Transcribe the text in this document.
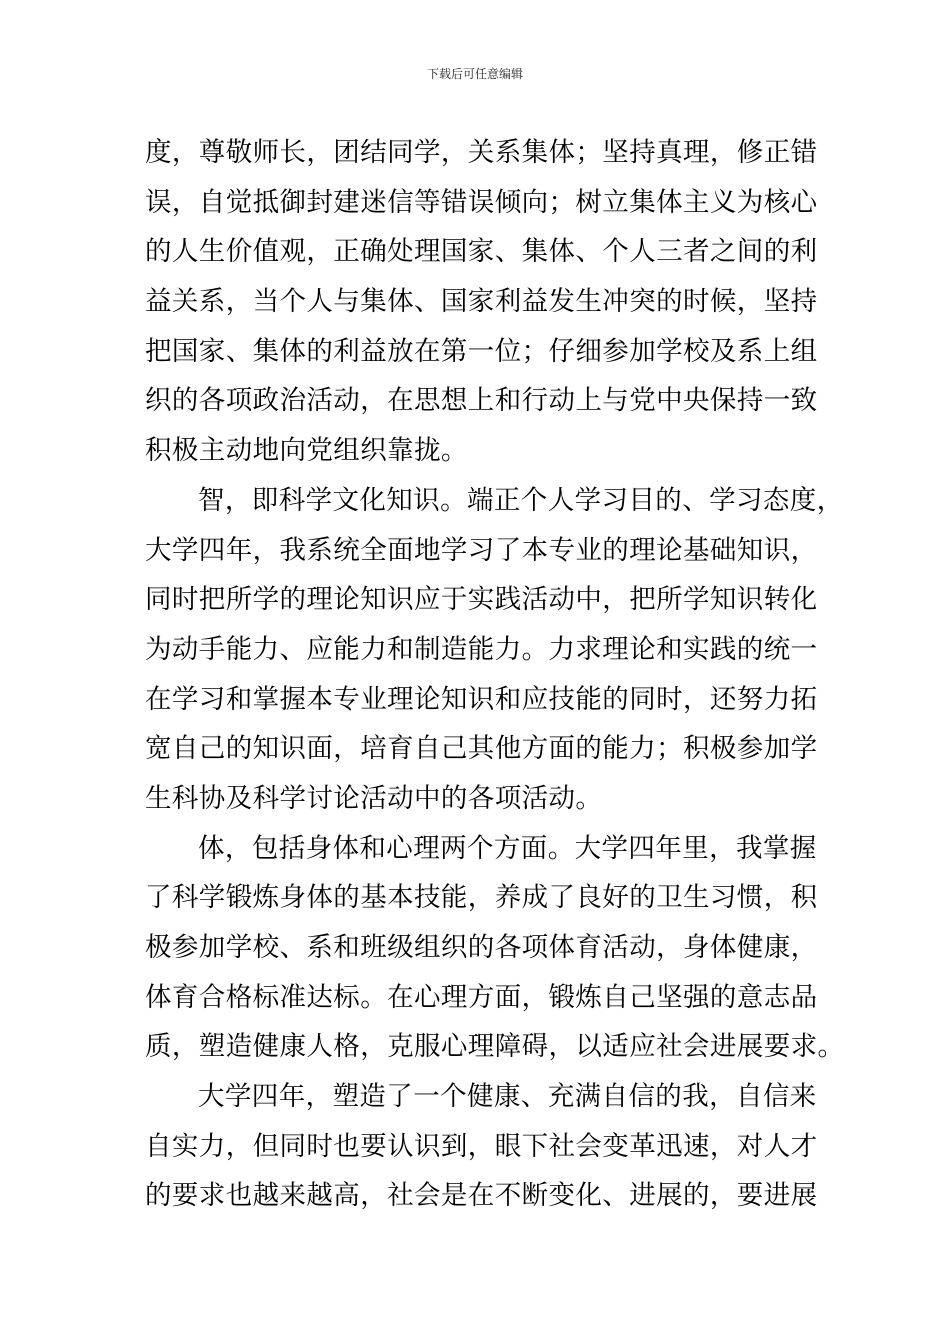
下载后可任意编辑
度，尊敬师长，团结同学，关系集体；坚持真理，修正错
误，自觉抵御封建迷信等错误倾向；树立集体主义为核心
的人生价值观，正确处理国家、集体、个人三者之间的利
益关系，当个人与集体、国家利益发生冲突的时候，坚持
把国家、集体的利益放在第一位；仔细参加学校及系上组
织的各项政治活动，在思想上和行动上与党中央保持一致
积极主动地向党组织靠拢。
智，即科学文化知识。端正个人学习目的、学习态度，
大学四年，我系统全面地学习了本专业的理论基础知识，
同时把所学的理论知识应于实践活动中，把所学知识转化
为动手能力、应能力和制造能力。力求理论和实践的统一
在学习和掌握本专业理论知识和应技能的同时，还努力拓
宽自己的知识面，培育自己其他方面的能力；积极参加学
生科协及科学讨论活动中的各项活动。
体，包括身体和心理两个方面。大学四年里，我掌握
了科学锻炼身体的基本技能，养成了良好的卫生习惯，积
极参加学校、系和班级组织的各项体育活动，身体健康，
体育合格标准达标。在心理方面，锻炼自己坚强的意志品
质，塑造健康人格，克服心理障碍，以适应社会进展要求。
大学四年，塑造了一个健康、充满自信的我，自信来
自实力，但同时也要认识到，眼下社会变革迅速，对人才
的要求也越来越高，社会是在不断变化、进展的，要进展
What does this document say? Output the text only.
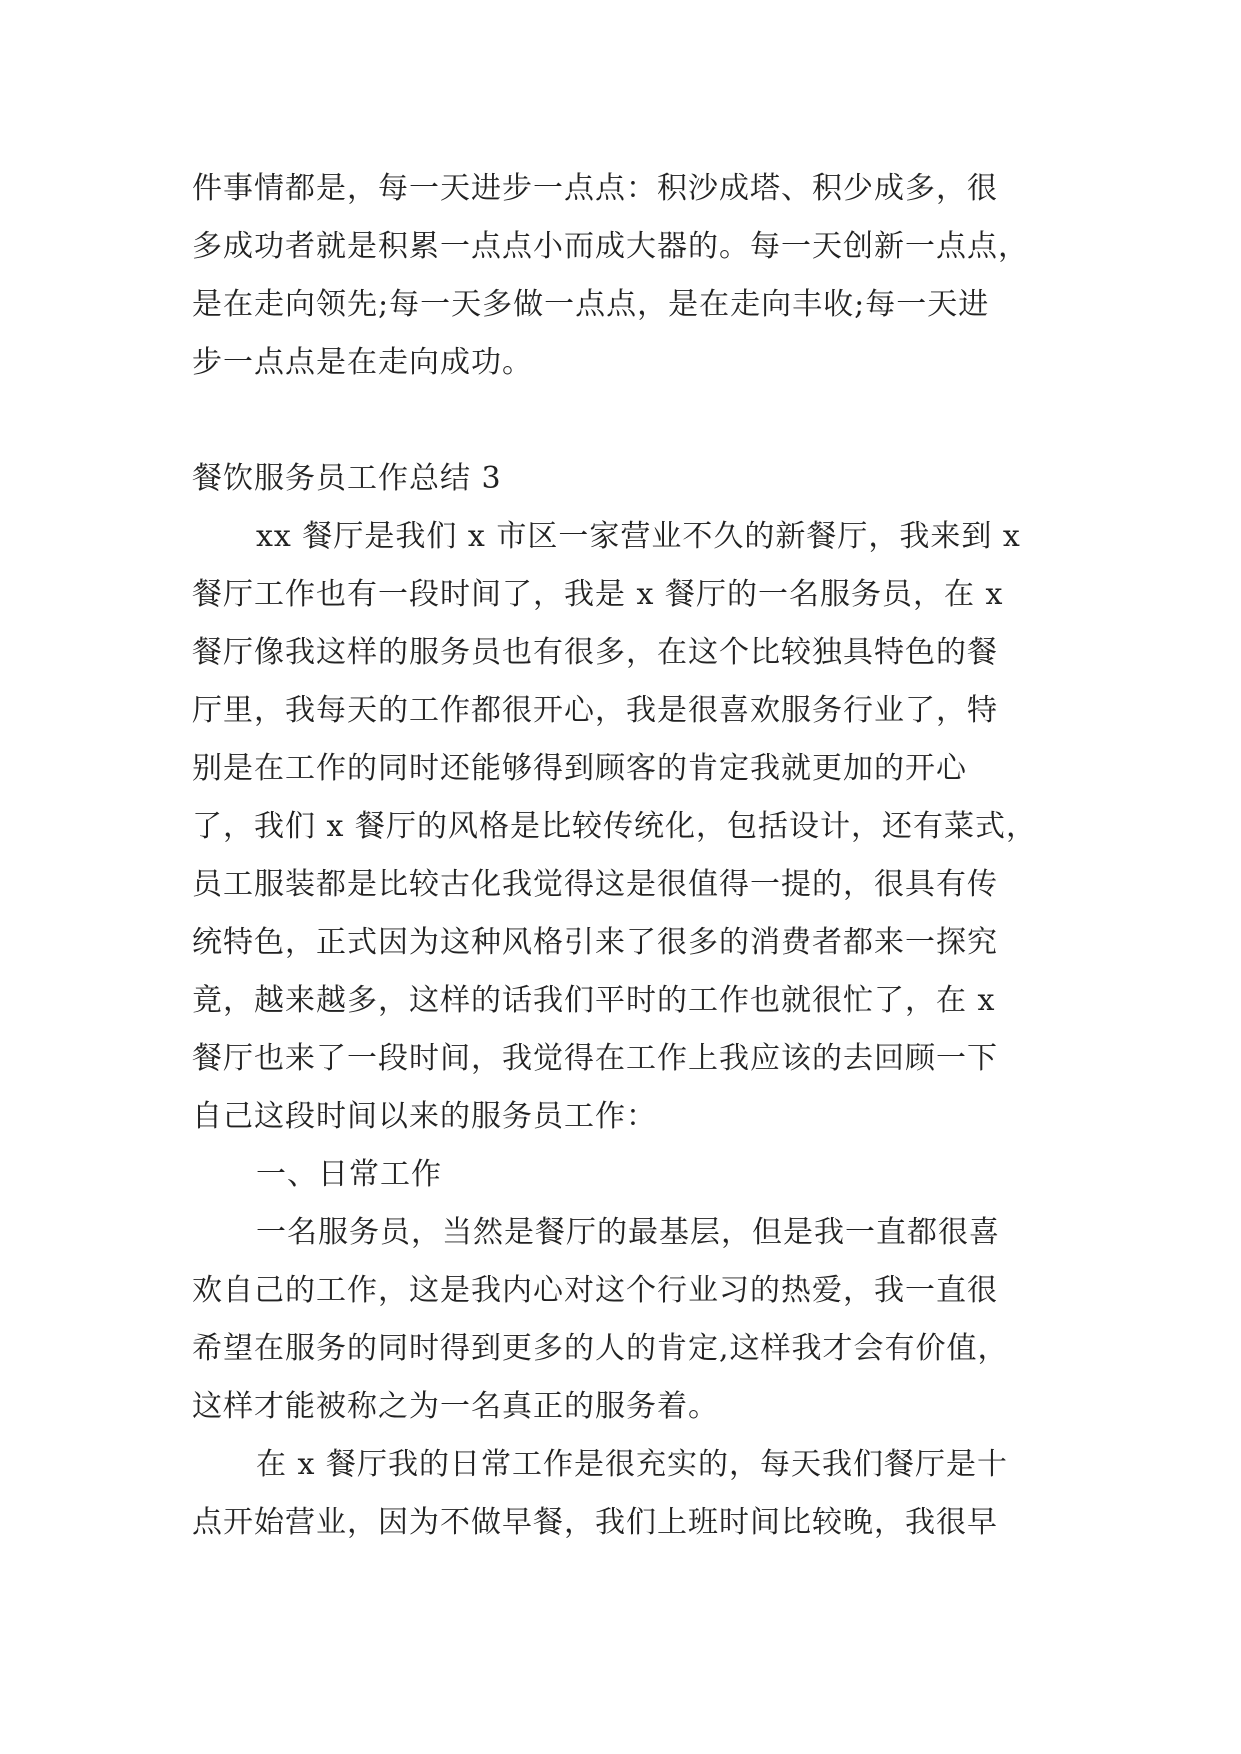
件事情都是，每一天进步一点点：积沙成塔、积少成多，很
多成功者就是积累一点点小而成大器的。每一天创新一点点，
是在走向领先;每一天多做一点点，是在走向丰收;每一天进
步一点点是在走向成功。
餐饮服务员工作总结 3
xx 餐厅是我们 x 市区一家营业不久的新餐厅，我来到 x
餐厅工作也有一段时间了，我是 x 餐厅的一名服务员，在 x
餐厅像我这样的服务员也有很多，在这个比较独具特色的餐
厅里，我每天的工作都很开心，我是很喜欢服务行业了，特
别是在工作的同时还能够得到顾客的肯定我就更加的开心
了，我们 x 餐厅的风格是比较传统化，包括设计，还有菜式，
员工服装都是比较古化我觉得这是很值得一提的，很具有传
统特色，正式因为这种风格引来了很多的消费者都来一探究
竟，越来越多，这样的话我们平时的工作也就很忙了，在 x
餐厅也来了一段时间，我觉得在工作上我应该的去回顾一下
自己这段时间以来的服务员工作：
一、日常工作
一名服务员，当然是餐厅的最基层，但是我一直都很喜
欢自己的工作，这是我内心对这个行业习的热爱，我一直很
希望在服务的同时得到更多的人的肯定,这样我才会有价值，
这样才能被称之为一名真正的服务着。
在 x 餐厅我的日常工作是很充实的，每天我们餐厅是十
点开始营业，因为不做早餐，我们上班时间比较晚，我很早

Given instruction = Only a number is wanted: how many lines of the material include the word "text".

Result below = 2